■ What you should do ■
Pick out each line of the records in which the word "volume" appears.

******************************

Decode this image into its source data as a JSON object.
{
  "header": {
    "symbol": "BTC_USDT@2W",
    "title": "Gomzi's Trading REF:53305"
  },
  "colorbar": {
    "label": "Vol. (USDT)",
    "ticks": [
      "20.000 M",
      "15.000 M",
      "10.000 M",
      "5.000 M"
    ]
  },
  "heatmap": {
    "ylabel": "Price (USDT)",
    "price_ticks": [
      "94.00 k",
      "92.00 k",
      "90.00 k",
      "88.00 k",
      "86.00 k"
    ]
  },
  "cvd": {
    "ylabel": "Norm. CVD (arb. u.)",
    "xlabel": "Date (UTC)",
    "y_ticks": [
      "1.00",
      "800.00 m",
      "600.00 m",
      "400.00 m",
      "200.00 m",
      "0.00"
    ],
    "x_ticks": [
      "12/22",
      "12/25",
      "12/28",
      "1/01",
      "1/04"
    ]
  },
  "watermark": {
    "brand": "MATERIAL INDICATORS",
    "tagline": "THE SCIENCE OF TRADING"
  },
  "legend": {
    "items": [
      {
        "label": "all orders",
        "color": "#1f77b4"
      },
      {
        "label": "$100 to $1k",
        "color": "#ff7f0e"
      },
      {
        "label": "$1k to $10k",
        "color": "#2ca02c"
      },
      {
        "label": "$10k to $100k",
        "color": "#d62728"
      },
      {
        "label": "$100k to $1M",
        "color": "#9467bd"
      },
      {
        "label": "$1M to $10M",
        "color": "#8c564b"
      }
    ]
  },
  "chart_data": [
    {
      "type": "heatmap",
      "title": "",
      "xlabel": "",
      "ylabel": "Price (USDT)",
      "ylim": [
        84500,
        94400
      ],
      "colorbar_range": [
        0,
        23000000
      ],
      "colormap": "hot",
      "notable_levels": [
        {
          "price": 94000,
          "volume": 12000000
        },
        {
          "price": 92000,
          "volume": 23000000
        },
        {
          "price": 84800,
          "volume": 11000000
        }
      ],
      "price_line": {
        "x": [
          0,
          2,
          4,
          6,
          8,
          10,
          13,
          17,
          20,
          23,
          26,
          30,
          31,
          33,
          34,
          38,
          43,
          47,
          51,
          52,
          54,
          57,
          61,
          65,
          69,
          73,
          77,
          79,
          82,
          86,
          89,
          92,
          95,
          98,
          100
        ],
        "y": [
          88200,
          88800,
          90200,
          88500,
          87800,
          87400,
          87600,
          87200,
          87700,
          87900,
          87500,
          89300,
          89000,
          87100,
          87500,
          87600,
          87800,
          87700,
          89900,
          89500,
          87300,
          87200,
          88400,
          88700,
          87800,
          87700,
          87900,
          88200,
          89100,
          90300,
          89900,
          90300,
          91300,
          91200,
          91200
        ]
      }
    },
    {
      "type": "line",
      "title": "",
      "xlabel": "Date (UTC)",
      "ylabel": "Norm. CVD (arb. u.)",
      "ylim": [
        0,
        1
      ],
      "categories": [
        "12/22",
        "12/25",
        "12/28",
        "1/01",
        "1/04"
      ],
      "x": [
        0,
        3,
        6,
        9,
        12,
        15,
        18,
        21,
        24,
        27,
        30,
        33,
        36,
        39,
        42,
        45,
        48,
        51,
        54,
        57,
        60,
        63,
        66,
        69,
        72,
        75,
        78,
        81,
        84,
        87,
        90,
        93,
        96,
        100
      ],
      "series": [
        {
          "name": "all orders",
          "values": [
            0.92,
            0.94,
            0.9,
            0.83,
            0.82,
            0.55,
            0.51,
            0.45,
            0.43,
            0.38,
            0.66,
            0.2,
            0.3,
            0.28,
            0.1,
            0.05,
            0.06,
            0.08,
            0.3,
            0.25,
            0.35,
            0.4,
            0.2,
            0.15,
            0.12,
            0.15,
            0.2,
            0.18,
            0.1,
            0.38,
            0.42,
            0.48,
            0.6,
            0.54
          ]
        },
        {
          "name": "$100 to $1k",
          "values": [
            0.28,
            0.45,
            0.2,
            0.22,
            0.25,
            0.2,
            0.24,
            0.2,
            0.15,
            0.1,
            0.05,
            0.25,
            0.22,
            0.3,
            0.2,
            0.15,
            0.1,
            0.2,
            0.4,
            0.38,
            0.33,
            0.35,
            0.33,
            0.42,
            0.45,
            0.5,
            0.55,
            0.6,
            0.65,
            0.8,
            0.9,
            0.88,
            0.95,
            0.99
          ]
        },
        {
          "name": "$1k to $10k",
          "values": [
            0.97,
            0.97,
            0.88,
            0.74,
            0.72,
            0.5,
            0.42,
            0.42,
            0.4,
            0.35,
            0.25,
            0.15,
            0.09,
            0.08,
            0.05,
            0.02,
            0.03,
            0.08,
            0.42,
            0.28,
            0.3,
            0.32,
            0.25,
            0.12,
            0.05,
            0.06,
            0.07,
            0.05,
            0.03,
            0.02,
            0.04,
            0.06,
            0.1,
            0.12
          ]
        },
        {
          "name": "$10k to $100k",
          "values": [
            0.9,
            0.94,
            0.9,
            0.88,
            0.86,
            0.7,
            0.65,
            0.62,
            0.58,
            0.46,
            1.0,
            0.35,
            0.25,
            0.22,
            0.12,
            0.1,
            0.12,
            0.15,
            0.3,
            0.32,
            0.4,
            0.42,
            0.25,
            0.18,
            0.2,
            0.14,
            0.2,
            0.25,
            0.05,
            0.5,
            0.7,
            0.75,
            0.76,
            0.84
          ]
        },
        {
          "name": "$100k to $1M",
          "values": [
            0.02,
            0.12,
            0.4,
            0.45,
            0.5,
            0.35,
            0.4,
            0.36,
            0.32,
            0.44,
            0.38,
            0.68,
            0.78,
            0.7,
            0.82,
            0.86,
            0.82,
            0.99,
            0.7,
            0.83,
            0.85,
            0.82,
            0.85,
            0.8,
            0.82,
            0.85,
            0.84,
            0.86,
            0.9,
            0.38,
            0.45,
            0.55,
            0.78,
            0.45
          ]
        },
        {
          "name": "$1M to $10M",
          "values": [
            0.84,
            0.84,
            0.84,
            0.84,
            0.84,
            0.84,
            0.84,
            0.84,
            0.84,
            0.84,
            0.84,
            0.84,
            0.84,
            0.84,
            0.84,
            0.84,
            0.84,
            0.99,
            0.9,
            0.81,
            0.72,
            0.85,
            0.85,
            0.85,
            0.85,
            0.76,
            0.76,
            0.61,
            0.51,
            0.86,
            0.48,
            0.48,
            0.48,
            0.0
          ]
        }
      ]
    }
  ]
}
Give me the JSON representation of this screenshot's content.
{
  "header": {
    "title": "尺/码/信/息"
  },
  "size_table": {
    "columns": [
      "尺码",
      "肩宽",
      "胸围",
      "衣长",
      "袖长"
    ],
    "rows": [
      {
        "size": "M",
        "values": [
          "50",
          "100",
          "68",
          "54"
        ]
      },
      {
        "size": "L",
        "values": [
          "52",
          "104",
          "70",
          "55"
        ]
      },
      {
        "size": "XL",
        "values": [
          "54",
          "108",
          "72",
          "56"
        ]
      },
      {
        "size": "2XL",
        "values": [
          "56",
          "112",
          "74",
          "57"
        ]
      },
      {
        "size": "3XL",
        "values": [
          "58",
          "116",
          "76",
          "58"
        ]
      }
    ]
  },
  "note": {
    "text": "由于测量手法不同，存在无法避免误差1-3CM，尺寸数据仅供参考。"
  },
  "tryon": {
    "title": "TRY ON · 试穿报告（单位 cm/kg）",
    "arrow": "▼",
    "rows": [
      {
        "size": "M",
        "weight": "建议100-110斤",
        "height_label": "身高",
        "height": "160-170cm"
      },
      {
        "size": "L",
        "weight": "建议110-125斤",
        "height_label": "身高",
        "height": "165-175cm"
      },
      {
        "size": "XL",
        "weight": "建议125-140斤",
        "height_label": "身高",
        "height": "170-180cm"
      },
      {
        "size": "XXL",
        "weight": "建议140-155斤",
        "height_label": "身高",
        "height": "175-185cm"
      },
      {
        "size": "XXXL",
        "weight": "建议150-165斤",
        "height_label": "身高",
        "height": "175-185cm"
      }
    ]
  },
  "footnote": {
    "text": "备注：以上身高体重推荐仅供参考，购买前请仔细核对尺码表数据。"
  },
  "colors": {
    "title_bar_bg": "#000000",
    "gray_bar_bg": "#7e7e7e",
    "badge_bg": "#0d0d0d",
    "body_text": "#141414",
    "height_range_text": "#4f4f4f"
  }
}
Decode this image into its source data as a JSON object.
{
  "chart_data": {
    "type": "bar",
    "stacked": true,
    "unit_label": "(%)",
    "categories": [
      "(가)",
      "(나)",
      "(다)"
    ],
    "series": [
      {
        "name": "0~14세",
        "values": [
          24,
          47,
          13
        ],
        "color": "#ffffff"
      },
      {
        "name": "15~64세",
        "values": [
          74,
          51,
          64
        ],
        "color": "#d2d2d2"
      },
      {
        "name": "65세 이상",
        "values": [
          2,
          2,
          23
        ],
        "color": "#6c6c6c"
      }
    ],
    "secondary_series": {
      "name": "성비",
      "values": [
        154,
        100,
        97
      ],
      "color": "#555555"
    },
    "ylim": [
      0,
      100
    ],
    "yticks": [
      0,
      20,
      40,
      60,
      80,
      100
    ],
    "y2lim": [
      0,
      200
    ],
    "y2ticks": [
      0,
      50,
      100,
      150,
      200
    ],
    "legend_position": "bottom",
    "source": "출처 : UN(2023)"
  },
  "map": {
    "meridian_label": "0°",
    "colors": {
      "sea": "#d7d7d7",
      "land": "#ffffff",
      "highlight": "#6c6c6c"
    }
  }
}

******************************

■ Reply ■
          "volume": 12000000
          "volume": 23000000
          "volume": 11000000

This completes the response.